Reproduce the listing below in full and without alteration, apart from its pictures.

Supplied data
◆ ◆ ◆

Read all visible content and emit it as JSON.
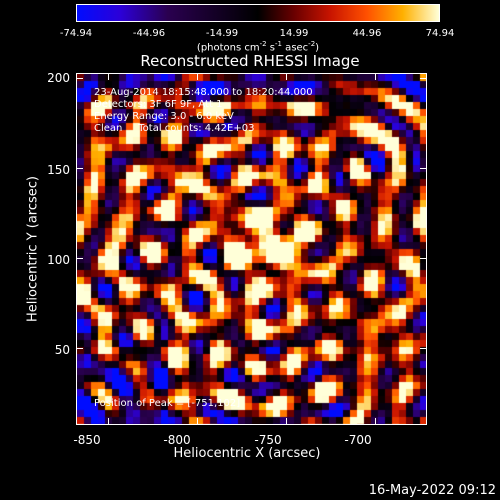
{
  "colorbar": {
    "ticks": [
      "-74.94",
      "-44.96",
      "-14.99",
      "14.99",
      "44.96",
      "74.94"
    ],
    "unit_prefix": "(photons cm",
    "unit_exp1": "-2",
    "unit_mid1": " s",
    "unit_exp2": "-1",
    "unit_mid2": " asec",
    "unit_exp3": "-2",
    "unit_suffix": ")"
  },
  "title": "Reconstructed RHESSI Image",
  "info": {
    "line1": "23-Aug-2014 18:15:48.000 to 18:20:44.000",
    "line2": "Detectors: 3F 6F 9F, Att 1",
    "line3": "Energy Range: 3.0 - 6.0 keV",
    "line4": "Clean     Total counts: 4.42E+03",
    "peak": "Position of Peak = [-751,102]"
  },
  "axes": {
    "xlabel": "Heliocentric X (arcsec)",
    "ylabel": "Heliocentric Y (arcsec)",
    "xticks": [
      "-850",
      "-800",
      "-750",
      "-700"
    ],
    "yticks": [
      "50",
      "100",
      "150",
      "200"
    ]
  },
  "timestamp": "16-May-2022 09:12",
  "chart_data": {
    "type": "heatmap",
    "title": "Reconstructed RHESSI Image",
    "xlabel": "Heliocentric X (arcsec)",
    "ylabel": "Heliocentric Y (arcsec)",
    "xlim": [
      -868,
      -671
    ],
    "ylim": [
      7,
      203
    ],
    "color_range": [
      -74.94,
      74.94
    ],
    "colorbar_ticks": [
      -74.94,
      -44.96,
      -14.99,
      14.99,
      44.96,
      74.94
    ],
    "peak": {
      "x": -751,
      "y": 102
    },
    "xticks": [
      -850,
      -800,
      -750,
      -700
    ],
    "yticks": [
      50,
      100,
      150,
      200
    ]
  }
}
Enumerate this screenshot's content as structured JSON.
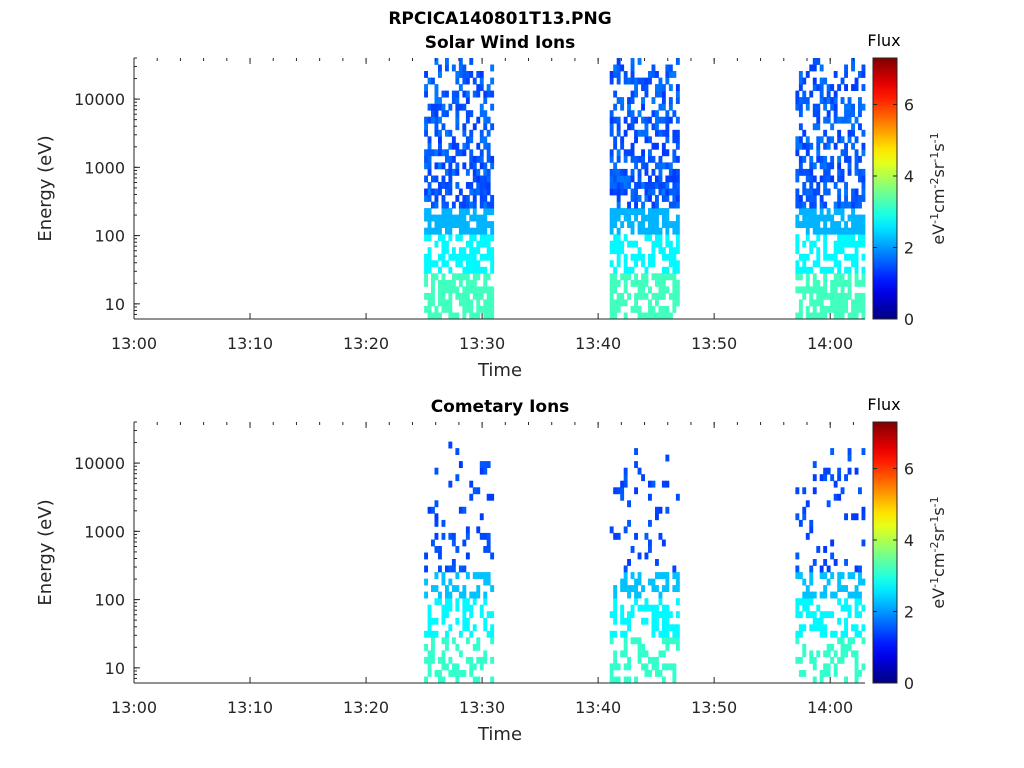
{
  "figure": {
    "title": "RPCICA140801T13.PNG"
  },
  "chart_data": [
    {
      "type": "heatmap",
      "title": "Solar Wind Ions",
      "xlabel": "Time",
      "ylabel": "Energy (eV)",
      "x_ticks": [
        "13:00",
        "13:10",
        "13:20",
        "13:30",
        "13:40",
        "13:50",
        "14:00"
      ],
      "y_ticks": [
        "10",
        "100",
        "1000",
        "10000"
      ],
      "y_scale": "log",
      "xlim": [
        "13:00",
        "14:03"
      ],
      "ylim": [
        6,
        40000
      ],
      "colorbar": {
        "title": "Flux",
        "label": "eV-1cm-2sr-1s-1",
        "ticks": [
          "0",
          "2",
          "4",
          "6"
        ],
        "range": [
          0,
          7.3
        ],
        "colormap": "jet"
      },
      "bursts": [
        {
          "start": "13:25",
          "end": "13:31",
          "max_energy_eV": 40000
        },
        {
          "start": "13:41",
          "end": "13:47",
          "max_energy_eV": 40000
        },
        {
          "start": "13:57",
          "end": "14:03",
          "max_energy_eV": 40000
        }
      ]
    },
    {
      "type": "heatmap",
      "title": "Cometary Ions",
      "xlabel": "Time",
      "ylabel": "Energy (eV)",
      "x_ticks": [
        "13:00",
        "13:10",
        "13:20",
        "13:30",
        "13:40",
        "13:50",
        "14:00"
      ],
      "y_ticks": [
        "10",
        "100",
        "1000",
        "10000"
      ],
      "y_scale": "log",
      "xlim": [
        "13:00",
        "14:03"
      ],
      "ylim": [
        6,
        40000
      ],
      "colorbar": {
        "title": "Flux",
        "label": "eV-1cm-2sr-1s-1",
        "ticks": [
          "0",
          "2",
          "4",
          "6"
        ],
        "range": [
          0,
          7.3
        ],
        "colormap": "jet"
      },
      "bursts": [
        {
          "start": "13:25",
          "end": "13:31",
          "max_energy_eV": 30000
        },
        {
          "start": "13:41",
          "end": "13:47",
          "max_energy_eV": 15000
        },
        {
          "start": "13:57",
          "end": "14:03",
          "max_energy_eV": 18000
        }
      ]
    }
  ]
}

◆ ◆ ◆

Solution for this exercise
Read all visible content and emit it as JSON.
{
  "colorbar": {
    "ticks": [
      "-74.94",
      "-44.96",
      "-14.99",
      "14.99",
      "44.96",
      "74.94"
    ],
    "unit_prefix": "(photons cm",
    "unit_exp1": "-2",
    "unit_mid1": " s",
    "unit_exp2": "-1",
    "unit_mid2": " asec",
    "unit_exp3": "-2",
    "unit_suffix": ")"
  },
  "title": "Reconstructed RHESSI Image",
  "info": {
    "line1": "23-Aug-2014 18:15:48.000 to 18:20:44.000",
    "line2": "Detectors: 3F 6F 9F, Att 1",
    "line3": "Energy Range: 3.0 - 6.0 keV",
    "line4": "Clean     Total counts: 4.42E+03",
    "peak": "Position of Peak = [-751,102]"
  },
  "axes": {
    "xlabel": "Heliocentric X (arcsec)",
    "ylabel": "Heliocentric Y (arcsec)",
    "xticks": [
      "-850",
      "-800",
      "-750",
      "-700"
    ],
    "yticks": [
      "50",
      "100",
      "150",
      "200"
    ]
  },
  "timestamp": "16-May-2022 09:12",
  "chart_data": {
    "type": "heatmap",
    "title": "Reconstructed RHESSI Image",
    "xlabel": "Heliocentric X (arcsec)",
    "ylabel": "Heliocentric Y (arcsec)",
    "xlim": [
      -868,
      -671
    ],
    "ylim": [
      7,
      203
    ],
    "color_range": [
      -74.94,
      74.94
    ],
    "colorbar_ticks": [
      -74.94,
      -44.96,
      -14.99,
      14.99,
      44.96,
      74.94
    ],
    "peak": {
      "x": -751,
      "y": 102
    },
    "xticks": [
      -850,
      -800,
      -750,
      -700
    ],
    "yticks": [
      50,
      100,
      150,
      200
    ]
  }
}
Enumerate this screenshot's content as structured JSON.
{
  "figure": {
    "title": "RPCICA140801T13.PNG"
  },
  "chart_data": [
    {
      "type": "heatmap",
      "title": "Solar Wind Ions",
      "xlabel": "Time",
      "ylabel": "Energy (eV)",
      "x_ticks": [
        "13:00",
        "13:10",
        "13:20",
        "13:30",
        "13:40",
        "13:50",
        "14:00"
      ],
      "y_ticks": [
        "10",
        "100",
        "1000",
        "10000"
      ],
      "y_scale": "log",
      "xlim": [
        "13:00",
        "14:03"
      ],
      "ylim": [
        6,
        40000
      ],
      "colorbar": {
        "title": "Flux",
        "label": "eV-1cm-2sr-1s-1",
        "ticks": [
          "0",
          "2",
          "4",
          "6"
        ],
        "range": [
          0,
          7.3
        ],
        "colormap": "jet"
      },
      "bursts": [
        {
          "start": "13:25",
          "end": "13:31",
          "max_energy_eV": 40000
        },
        {
          "start": "13:41",
          "end": "13:47",
          "max_energy_eV": 40000
        },
        {
          "start": "13:57",
          "end": "14:03",
          "max_energy_eV": 40000
        }
      ]
    },
    {
      "type": "heatmap",
      "title": "Cometary Ions",
      "xlabel": "Time",
      "ylabel": "Energy (eV)",
      "x_ticks": [
        "13:00",
        "13:10",
        "13:20",
        "13:30",
        "13:40",
        "13:50",
        "14:00"
      ],
      "y_ticks": [
        "10",
        "100",
        "1000",
        "10000"
      ],
      "y_scale": "log",
      "xlim": [
        "13:00",
        "14:03"
      ],
      "ylim": [
        6,
        40000
      ],
      "colorbar": {
        "title": "Flux",
        "label": "eV-1cm-2sr-1s-1",
        "ticks": [
          "0",
          "2",
          "4",
          "6"
        ],
        "range": [
          0,
          7.3
        ],
        "colormap": "jet"
      },
      "bursts": [
        {
          "start": "13:25",
          "end": "13:31",
          "max_energy_eV": 30000
        },
        {
          "start": "13:41",
          "end": "13:47",
          "max_energy_eV": 15000
        },
        {
          "start": "13:57",
          "end": "14:03",
          "max_energy_eV": 18000
        }
      ]
    }
  ]
}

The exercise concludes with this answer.